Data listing

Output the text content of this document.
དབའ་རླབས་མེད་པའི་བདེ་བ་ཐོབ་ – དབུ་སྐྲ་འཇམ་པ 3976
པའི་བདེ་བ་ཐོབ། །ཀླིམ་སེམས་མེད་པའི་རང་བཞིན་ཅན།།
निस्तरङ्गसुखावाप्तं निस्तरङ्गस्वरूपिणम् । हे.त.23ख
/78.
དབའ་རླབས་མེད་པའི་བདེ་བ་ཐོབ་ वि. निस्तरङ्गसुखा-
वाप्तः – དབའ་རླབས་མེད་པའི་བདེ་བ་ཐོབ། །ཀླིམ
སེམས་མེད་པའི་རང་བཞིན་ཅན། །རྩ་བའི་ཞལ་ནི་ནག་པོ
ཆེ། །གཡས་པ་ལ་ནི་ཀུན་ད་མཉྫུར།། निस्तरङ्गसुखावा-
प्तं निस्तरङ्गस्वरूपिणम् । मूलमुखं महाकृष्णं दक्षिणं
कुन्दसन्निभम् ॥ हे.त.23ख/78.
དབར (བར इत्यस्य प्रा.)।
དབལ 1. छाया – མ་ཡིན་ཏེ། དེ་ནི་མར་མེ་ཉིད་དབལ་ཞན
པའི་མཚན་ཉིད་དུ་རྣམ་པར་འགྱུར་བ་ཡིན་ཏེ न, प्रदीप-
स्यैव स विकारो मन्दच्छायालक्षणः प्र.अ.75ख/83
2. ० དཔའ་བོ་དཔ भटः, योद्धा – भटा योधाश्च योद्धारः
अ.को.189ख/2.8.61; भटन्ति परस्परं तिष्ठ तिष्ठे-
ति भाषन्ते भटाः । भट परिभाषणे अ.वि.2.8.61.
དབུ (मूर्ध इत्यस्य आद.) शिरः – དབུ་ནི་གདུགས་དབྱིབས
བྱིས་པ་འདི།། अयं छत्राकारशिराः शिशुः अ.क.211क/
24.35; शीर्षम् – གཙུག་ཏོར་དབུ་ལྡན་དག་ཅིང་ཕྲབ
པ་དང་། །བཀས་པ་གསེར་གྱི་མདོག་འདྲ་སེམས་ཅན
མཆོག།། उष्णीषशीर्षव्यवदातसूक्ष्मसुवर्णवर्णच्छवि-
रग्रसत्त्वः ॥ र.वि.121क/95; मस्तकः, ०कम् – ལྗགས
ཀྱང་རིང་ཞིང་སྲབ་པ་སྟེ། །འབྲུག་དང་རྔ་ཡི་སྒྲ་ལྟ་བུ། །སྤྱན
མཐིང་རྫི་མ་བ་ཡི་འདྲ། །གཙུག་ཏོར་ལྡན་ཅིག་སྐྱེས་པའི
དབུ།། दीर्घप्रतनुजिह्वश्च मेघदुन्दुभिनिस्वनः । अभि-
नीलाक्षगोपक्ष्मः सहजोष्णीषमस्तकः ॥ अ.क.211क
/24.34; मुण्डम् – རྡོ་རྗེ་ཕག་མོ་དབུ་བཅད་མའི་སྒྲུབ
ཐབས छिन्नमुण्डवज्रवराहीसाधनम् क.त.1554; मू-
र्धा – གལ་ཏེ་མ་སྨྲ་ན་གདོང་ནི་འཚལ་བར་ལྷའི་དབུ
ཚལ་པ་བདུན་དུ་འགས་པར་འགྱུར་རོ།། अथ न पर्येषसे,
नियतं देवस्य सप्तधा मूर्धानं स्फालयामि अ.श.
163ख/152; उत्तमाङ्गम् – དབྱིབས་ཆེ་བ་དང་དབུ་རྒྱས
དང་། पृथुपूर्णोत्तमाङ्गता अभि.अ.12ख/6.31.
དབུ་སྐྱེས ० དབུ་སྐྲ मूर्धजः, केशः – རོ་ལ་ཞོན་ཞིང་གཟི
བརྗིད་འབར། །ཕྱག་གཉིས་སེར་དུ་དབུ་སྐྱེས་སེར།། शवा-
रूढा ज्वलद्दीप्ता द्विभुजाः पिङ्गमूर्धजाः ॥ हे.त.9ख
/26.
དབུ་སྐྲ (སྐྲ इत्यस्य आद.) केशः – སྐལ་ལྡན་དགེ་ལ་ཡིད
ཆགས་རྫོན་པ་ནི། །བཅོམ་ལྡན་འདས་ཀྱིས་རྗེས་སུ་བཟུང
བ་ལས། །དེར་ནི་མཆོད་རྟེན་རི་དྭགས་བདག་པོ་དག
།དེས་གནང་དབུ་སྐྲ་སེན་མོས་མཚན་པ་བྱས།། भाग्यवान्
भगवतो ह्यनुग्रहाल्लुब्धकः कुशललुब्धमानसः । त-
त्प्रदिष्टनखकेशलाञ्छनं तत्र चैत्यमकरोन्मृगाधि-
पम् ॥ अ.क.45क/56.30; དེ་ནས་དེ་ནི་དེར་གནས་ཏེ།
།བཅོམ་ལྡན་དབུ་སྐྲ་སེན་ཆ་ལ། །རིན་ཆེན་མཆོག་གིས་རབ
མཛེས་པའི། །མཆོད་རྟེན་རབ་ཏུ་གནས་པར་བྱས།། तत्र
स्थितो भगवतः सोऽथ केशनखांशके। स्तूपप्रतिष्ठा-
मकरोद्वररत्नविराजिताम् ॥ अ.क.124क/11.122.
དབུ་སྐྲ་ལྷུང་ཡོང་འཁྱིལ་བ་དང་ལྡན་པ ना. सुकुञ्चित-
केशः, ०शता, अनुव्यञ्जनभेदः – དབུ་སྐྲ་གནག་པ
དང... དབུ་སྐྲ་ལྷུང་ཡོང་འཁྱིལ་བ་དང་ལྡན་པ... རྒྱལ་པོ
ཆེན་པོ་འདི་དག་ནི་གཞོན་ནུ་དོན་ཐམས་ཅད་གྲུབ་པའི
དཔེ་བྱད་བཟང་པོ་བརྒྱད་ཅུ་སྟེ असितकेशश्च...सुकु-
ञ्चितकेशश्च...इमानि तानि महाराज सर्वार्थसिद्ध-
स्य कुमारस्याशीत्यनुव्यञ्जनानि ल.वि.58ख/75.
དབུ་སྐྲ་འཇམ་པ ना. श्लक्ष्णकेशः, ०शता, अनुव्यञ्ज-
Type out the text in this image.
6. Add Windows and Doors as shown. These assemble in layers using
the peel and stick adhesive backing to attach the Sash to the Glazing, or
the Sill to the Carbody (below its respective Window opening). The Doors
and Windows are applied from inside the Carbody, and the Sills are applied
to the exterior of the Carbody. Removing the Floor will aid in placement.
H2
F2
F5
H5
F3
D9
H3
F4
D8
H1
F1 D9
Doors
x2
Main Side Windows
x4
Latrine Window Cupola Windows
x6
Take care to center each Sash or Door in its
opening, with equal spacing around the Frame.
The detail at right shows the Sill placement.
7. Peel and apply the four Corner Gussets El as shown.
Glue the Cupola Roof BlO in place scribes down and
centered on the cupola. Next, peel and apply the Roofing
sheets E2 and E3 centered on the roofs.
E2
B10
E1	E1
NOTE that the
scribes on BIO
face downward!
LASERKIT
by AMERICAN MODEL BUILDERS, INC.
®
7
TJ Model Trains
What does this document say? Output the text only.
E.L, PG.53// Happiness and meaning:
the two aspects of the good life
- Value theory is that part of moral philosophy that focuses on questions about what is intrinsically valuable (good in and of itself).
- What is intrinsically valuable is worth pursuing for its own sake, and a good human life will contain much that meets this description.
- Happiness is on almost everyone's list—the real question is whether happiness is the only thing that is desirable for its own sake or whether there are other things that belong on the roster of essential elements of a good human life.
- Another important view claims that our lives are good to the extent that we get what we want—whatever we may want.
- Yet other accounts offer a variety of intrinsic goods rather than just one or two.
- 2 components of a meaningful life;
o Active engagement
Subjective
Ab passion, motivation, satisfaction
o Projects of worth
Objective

Problem details:
Take the entries above and transcribe them in full.

Solution below:
Output the text content of this document.
དབའ་རླབས་མེད་པའི་བདེ་བ་ཐོབ་ – དབུ་སྐྲ་འཇམ་པ 3976
པའི་བདེ་བ་ཐོབ། །ཀླིམ་སེམས་མེད་པའི་རང་བཞིན་ཅན།།
निस्तरङ्गसुखावाप्तं निस्तरङ्गस्वरूपिणम् । हे.त.23ख
/78.
དབའ་རླབས་མེད་པའི་བདེ་བ་ཐོབ་ वि. निस्तरङ्गसुखा-
वाप्तः – དབའ་རླབས་མེད་པའི་བདེ་བ་ཐོབ། །ཀླིམ
སེམས་མེད་པའི་རང་བཞིན་ཅན། །རྩ་བའི་ཞལ་ནི་ནག་པོ
ཆེ། །གཡས་པ་ལ་ནི་ཀུན་ད་མཉྫུར།། निस्तरङ्गसुखावा-
प्तं निस्तरङ्गस्वरूपिणम् । मूलमुखं महाकृष्णं दक्षिणं
कुन्दसन्निभम् ॥ हे.त.23ख/78.
དབར (བར इत्यस्य प्रा.)।
དབལ 1. छाया – མ་ཡིན་ཏེ། དེ་ནི་མར་མེ་ཉིད་དབལ་ཞན
པའི་མཚན་ཉིད་དུ་རྣམ་པར་འགྱུར་བ་ཡིན་ཏེ न, प्रदीप-
स्यैव स विकारो मन्दच्छायालक्षणः प्र.अ.75ख/83
2. ० དཔའ་བོ་དཔ भटः, योद्धा – भटा योधाश्च योद्धारः
अ.को.189ख/2.8.61; भटन्ति परस्परं तिष्ठ तिष्ठे-
ति भाषन्ते भटाः । भट परिभाषणे अ.वि.2.8.61.
དབུ (मूर्ध इत्यस्य आद.) शिरः – དབུ་ནི་གདུགས་དབྱིབས
བྱིས་པ་འདི།། अयं छत्राकारशिराः शिशुः अ.क.211क/
24.35; शीर्षम् – གཙུག་ཏོར་དབུ་ལྡན་དག་ཅིང་ཕྲབ
པ་དང་། །བཀས་པ་གསེར་གྱི་མདོག་འདྲ་སེམས་ཅན
མཆོག།། उष्णीषशीर्षव्यवदातसूक्ष्मसुवर्णवर्णच्छवि-
रग्रसत्त्वः ॥ र.वि.121क/95; मस्तकः, ०कम् – ལྗགས
ཀྱང་རིང་ཞིང་སྲབ་པ་སྟེ། །འབྲུག་དང་རྔ་ཡི་སྒྲ་ལྟ་བུ། །སྤྱན
མཐིང་རྫི་མ་བ་ཡི་འདྲ། །གཙུག་ཏོར་ལྡན་ཅིག་སྐྱེས་པའི
དབུ།། दीर्घप्रतनुजिह्वश्च मेघदुन्दुभिनिस्वनः । अभि-
नीलाक्षगोपक्ष्मः सहजोष्णीषमस्तकः ॥ अ.क.211क
/24.34; मुण्डम् – རྡོ་རྗེ་ཕག་མོ་དབུ་བཅད་མའི་སྒྲུབ
ཐབས छिन्नमुण्डवज्रवराहीसाधनम् क.त.1554; मू-
र्धा – གལ་ཏེ་མ་སྨྲ་ན་གདོང་ནི་འཚལ་བར་ལྷའི་དབུ
ཚལ་པ་བདུན་དུ་འགས་པར་འགྱུར་རོ།། अथ न पर्येषसे,
नियतं देवस्य सप्तधा मूर्धानं स्फालयामि अ.श.
163ख/152; उत्तमाङ्गम् – དབྱིབས་ཆེ་བ་དང་དབུ་རྒྱས
དང་། पृथुपूर्णोत्तमाङ्गता अभि.अ.12ख/6.31.
དབུ་སྐྱེས ० དབུ་སྐྲ मूर्धजः, केशः – རོ་ལ་ཞོན་ཞིང་གཟི
བརྗིད་འབར། །ཕྱག་གཉིས་སེར་དུ་དབུ་སྐྱེས་སེར།། शवा-
रूढा ज्वलद्दीप्ता द्विभुजाः पिङ्गमूर्धजाः ॥ हे.त.9ख
/26.
དབུ་སྐྲ (སྐྲ इत्यस्य आद.) केशः – སྐལ་ལྡན་དགེ་ལ་ཡིད
ཆགས་རྫོན་པ་ནི། །བཅོམ་ལྡན་འདས་ཀྱིས་རྗེས་སུ་བཟུང
བ་ལས། །དེར་ནི་མཆོད་རྟེན་རི་དྭགས་བདག་པོ་དག
།དེས་གནང་དབུ་སྐྲ་སེན་མོས་མཚན་པ་བྱས།། भाग्यवान्
भगवतो ह्यनुग्रहाल्लुब्धकः कुशललुब्धमानसः । त-
त्प्रदिष्टनखकेशलाञ्छनं तत्र चैत्यमकरोन्मृगाधि-
पम् ॥ अ.क.45क/56.30; དེ་ནས་དེ་ནི་དེར་གནས་ཏེ།
།བཅོམ་ལྡན་དབུ་སྐྲ་སེན་ཆ་ལ། །རིན་ཆེན་མཆོག་གིས་རབ
མཛེས་པའི། །མཆོད་རྟེན་རབ་ཏུ་གནས་པར་བྱས།། तत्र
स्थितो भगवतः सोऽथ केशनखांशके। स्तूपप्रतिष्ठा-
मकरोद्वररत्नविराजिताम् ॥ अ.क.124क/11.122.
དབུ་སྐྲ་ལྷུང་ཡོང་འཁྱིལ་བ་དང་ལྡན་པ ना. सुकुञ्चित-
केशः, ०शता, अनुव्यञ्जनभेदः – དབུ་སྐྲ་གནག་པ
དང... དབུ་སྐྲ་ལྷུང་ཡོང་འཁྱིལ་བ་དང་ལྡན་པ... རྒྱལ་པོ
ཆེན་པོ་འདི་དག་ནི་གཞོན་ནུ་དོན་ཐམས་ཅད་གྲུབ་པའི
དཔེ་བྱད་བཟང་པོ་བརྒྱད་ཅུ་སྟེ असितकेशश्च...सुकु-
ञ्चितकेशश्च...इमानि तानि महाराज सर्वार्थसिद्ध-
स्य कुमारस्याशीत्यनुव्यञ्जनानि ल.वि.58ख/75.
དབུ་སྐྲ་འཇམ་པ ना. श्लक्ष्णकेशः, ०शता, अनुव्यञ्ज-
Type out the text in this image.
6. Add Windows and Doors as shown. These assemble in layers using
the peel and stick adhesive backing to attach the Sash to the Glazing, or
the Sill to the Carbody (below its respective Window opening). The Doors
and Windows are applied from inside the Carbody, and the Sills are applied
to the exterior of the Carbody. Removing the Floor will aid in placement.
H2
F2
F5
H5
F3
D9
H3
F4
D8
H1
F1 D9
Doors
x2
Main Side Windows
x4
Latrine Window Cupola Windows
x6
Take care to center each Sash or Door in its
opening, with equal spacing around the Frame.
The detail at right shows the Sill placement.
7. Peel and apply the four Corner Gussets El as shown.
Glue the Cupola Roof BlO in place scribes down and
centered on the cupola. Next, peel and apply the Roofing
sheets E2 and E3 centered on the roofs.
E2
B10
E1	E1
NOTE that the
scribes on BIO
face downward!
LASERKIT
by AMERICAN MODEL BUILDERS, INC.
®
7
TJ Model Trains
What does this document say? Output the text only.
E.L, PG.53// Happiness and meaning:
the two aspects of the good life
- Value theory is that part of moral philosophy that focuses on questions about what is intrinsically valuable (good in and of itself).
- What is intrinsically valuable is worth pursuing for its own sake, and a good human life will contain much that meets this description.
- Happiness is on almost everyone's list—the real question is whether happiness is the only thing that is desirable for its own sake or whether there are other things that belong on the roster of essential elements of a good human life.
- Another important view claims that our lives are good to the extent that we get what we want—whatever we may want.
- Yet other accounts offer a variety of intrinsic goods rather than just one or two.
- 2 components of a meaningful life;
o Active engagement
Subjective
Ab passion, motivation, satisfaction
o Projects of worth
Objective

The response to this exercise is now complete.